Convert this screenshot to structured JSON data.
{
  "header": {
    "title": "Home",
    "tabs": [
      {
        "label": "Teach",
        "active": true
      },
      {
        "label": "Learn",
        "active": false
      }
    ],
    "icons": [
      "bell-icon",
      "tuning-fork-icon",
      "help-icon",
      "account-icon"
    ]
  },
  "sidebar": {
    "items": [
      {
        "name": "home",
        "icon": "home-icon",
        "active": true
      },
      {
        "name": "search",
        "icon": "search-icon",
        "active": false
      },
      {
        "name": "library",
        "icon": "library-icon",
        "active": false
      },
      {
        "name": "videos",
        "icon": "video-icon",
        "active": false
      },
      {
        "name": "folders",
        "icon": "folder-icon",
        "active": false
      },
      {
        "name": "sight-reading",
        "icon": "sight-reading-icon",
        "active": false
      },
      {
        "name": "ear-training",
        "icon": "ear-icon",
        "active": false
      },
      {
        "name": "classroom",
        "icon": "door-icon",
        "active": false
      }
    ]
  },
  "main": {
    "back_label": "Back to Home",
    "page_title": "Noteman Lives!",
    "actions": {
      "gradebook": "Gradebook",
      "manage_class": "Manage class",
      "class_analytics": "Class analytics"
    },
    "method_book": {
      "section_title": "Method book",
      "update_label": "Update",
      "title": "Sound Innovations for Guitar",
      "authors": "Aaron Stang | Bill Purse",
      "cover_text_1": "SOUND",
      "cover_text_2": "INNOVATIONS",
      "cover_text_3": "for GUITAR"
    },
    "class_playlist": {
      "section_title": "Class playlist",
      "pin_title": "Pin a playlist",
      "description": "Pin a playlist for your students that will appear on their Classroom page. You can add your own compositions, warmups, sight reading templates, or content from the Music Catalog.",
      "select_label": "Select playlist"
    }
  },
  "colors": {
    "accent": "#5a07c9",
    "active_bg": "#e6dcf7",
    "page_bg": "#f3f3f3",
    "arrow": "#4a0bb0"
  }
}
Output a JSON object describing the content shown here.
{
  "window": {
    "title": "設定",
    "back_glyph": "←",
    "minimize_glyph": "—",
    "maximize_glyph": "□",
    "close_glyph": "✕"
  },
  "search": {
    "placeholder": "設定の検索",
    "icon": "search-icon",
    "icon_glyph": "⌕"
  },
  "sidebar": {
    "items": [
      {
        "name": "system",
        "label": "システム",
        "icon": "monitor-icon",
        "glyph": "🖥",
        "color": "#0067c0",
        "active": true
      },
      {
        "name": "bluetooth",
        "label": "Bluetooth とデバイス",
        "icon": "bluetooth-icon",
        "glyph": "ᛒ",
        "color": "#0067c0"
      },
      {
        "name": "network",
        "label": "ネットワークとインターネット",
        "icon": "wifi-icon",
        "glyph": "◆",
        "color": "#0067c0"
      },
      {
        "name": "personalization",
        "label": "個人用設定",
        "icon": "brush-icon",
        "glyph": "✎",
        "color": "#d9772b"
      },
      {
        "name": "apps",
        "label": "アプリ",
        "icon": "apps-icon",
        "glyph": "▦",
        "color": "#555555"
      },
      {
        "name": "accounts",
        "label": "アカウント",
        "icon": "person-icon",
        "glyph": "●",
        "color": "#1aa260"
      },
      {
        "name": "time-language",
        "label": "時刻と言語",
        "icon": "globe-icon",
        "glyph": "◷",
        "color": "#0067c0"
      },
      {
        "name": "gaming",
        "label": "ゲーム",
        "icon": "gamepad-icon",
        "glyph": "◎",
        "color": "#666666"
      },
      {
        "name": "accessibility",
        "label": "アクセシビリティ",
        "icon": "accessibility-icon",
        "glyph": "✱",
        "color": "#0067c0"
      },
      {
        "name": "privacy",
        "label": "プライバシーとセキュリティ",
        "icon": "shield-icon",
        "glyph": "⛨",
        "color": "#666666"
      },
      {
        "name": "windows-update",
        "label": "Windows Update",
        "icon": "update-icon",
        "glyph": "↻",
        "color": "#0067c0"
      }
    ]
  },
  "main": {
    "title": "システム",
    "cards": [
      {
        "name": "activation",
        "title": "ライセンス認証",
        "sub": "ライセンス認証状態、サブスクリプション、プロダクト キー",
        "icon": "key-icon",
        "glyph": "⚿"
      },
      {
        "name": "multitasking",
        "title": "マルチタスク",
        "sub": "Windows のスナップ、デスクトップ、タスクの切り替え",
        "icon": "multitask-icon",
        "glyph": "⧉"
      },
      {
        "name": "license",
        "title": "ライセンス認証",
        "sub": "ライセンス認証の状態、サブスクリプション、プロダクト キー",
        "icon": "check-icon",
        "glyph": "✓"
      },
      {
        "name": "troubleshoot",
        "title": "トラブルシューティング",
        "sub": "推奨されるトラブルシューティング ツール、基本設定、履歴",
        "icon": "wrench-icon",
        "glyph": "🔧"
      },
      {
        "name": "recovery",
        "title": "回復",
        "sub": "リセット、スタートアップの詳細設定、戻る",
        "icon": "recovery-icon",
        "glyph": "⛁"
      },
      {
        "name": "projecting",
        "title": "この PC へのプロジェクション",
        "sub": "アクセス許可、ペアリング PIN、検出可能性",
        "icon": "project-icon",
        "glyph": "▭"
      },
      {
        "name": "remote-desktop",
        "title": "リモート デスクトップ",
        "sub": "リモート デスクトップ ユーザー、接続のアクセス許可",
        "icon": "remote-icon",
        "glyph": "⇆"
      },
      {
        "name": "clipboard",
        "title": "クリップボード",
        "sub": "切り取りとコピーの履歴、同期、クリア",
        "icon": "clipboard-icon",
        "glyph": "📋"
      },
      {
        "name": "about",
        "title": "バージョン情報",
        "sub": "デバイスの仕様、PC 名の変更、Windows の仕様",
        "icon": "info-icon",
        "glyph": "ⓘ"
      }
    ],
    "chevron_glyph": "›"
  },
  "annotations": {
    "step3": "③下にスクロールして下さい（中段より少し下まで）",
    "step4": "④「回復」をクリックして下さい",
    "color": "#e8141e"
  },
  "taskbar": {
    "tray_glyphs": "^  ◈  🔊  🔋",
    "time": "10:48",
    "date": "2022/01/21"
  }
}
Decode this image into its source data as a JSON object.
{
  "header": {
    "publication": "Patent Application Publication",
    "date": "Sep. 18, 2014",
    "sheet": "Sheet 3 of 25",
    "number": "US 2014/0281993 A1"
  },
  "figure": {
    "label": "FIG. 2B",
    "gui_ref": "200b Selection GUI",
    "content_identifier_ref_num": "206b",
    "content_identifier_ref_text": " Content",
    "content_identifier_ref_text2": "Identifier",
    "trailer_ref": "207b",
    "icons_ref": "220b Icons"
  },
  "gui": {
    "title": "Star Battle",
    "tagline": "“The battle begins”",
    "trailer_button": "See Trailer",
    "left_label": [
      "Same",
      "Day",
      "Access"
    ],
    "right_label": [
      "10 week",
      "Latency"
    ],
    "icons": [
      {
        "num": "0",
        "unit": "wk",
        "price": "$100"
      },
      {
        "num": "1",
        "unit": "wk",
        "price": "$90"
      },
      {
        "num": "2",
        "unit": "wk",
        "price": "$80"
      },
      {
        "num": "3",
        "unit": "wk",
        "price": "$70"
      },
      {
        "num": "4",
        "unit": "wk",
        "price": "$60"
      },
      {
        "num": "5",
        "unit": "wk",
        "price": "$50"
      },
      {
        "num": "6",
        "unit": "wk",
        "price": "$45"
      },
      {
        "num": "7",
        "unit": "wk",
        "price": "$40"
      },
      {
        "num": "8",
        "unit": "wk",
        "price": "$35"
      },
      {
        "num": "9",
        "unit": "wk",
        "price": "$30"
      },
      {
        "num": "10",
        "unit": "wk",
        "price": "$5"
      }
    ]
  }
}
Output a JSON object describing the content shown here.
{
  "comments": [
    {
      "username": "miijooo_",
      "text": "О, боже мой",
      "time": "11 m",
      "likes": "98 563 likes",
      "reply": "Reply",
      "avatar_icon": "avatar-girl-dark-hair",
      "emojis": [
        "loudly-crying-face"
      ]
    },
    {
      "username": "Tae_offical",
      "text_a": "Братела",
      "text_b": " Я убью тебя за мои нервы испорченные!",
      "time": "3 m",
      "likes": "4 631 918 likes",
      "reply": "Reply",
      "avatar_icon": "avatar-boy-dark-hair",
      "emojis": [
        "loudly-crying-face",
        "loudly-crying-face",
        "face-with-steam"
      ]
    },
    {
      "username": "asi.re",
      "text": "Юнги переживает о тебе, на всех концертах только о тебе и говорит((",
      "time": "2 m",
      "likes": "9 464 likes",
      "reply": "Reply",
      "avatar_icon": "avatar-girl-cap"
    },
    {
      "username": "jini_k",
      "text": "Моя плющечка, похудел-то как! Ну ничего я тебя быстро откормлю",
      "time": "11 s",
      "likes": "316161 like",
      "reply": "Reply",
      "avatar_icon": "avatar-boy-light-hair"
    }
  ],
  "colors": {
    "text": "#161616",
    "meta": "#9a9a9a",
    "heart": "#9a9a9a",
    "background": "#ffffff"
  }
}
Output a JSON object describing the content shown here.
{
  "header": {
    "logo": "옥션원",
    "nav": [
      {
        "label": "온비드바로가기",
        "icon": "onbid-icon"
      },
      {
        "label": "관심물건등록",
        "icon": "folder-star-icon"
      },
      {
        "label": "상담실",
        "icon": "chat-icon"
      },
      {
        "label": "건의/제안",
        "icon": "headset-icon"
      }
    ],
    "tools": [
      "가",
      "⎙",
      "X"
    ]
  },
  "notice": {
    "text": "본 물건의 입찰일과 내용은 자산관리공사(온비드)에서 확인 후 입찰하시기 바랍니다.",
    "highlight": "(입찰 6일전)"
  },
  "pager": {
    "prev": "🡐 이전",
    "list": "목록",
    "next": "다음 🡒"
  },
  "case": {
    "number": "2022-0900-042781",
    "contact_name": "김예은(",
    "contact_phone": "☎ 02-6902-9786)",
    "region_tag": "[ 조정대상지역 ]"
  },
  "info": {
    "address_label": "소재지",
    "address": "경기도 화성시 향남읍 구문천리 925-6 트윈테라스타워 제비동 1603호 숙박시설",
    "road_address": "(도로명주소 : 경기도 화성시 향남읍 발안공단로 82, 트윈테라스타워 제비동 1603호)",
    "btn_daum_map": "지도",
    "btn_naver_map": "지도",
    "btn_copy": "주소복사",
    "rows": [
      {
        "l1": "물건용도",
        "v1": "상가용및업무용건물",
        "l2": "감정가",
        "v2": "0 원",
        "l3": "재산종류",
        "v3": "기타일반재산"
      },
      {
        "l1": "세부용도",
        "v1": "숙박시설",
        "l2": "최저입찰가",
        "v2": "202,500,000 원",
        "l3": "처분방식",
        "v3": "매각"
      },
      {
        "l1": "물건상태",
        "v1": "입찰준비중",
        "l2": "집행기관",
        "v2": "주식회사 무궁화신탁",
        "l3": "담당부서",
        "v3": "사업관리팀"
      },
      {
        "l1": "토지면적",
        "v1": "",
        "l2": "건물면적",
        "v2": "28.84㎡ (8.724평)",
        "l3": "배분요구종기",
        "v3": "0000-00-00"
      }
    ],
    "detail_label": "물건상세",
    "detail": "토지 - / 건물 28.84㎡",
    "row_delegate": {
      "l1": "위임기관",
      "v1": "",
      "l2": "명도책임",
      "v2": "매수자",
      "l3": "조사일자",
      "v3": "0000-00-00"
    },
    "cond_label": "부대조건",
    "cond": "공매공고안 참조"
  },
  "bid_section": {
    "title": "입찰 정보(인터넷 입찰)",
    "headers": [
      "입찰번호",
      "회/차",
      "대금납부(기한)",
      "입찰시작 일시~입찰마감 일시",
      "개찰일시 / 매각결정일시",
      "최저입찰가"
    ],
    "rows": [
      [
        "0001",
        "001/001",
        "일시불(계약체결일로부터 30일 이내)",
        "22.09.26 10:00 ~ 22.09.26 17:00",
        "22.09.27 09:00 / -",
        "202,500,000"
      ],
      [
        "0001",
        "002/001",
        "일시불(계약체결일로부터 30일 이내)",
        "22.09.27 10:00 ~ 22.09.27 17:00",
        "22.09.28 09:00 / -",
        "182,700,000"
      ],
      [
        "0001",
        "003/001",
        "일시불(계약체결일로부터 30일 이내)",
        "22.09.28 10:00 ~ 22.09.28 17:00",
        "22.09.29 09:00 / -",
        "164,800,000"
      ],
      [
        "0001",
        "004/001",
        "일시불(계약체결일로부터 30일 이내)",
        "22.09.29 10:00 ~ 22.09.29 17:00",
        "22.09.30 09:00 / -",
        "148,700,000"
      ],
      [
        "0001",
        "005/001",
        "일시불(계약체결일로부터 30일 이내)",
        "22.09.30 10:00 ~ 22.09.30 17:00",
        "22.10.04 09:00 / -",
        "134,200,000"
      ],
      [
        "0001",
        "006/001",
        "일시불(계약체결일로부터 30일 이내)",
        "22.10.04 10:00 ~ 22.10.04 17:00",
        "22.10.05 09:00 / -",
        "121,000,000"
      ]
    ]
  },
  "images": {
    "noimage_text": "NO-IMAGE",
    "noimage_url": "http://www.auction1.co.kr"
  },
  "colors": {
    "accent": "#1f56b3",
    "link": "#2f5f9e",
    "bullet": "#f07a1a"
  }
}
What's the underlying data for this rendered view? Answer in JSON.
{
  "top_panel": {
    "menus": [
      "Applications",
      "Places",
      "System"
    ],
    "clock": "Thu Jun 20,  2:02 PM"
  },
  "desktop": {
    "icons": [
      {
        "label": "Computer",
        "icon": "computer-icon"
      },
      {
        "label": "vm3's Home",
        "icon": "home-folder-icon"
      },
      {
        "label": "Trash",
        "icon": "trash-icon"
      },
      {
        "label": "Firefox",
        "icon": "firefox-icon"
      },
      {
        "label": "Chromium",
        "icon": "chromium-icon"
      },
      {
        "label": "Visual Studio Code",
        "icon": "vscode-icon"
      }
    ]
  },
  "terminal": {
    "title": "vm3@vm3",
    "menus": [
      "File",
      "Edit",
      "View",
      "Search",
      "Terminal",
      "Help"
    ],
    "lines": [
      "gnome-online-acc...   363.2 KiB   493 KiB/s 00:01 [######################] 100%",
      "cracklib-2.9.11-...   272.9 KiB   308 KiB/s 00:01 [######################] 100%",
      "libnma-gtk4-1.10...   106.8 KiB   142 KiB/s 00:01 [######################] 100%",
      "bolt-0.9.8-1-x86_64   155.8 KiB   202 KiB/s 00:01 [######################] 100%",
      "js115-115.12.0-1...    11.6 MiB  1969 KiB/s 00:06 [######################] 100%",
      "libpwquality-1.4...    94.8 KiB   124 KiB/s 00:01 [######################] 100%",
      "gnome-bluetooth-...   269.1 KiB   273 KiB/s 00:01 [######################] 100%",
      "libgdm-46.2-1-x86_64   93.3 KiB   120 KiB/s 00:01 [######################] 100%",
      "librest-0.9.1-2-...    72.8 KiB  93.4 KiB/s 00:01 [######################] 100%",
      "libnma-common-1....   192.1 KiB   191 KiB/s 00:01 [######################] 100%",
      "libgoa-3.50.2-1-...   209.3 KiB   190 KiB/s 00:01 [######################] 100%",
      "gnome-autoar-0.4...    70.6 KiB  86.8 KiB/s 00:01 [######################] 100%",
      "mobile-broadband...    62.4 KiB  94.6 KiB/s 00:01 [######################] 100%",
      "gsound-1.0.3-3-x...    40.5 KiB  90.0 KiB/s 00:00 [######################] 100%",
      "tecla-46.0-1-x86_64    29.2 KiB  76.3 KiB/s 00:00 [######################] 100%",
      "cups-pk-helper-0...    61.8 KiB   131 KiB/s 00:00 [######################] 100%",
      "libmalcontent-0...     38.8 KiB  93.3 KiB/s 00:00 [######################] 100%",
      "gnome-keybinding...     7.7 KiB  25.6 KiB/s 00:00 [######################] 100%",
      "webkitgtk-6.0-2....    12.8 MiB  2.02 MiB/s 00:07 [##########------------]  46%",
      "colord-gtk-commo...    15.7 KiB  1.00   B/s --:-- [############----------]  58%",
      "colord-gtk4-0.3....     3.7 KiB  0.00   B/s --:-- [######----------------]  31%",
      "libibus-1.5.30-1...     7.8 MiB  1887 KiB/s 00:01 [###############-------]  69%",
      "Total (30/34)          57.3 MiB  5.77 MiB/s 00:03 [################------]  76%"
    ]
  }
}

★ ★ ★ ★ ★

> [WRITTEN REQUEST]: Look for the word "colord" in every line of the listing and copy the lines that have it.

> [FINISHED TASK]:
      "colord-gtk-commo...    15.7 KiB  1.00   B/s --:-- [############----------]  58%",
      "colord-gtk4-0.3....     3.7 KiB  0.00   B/s --:-- [######----------------]  31%",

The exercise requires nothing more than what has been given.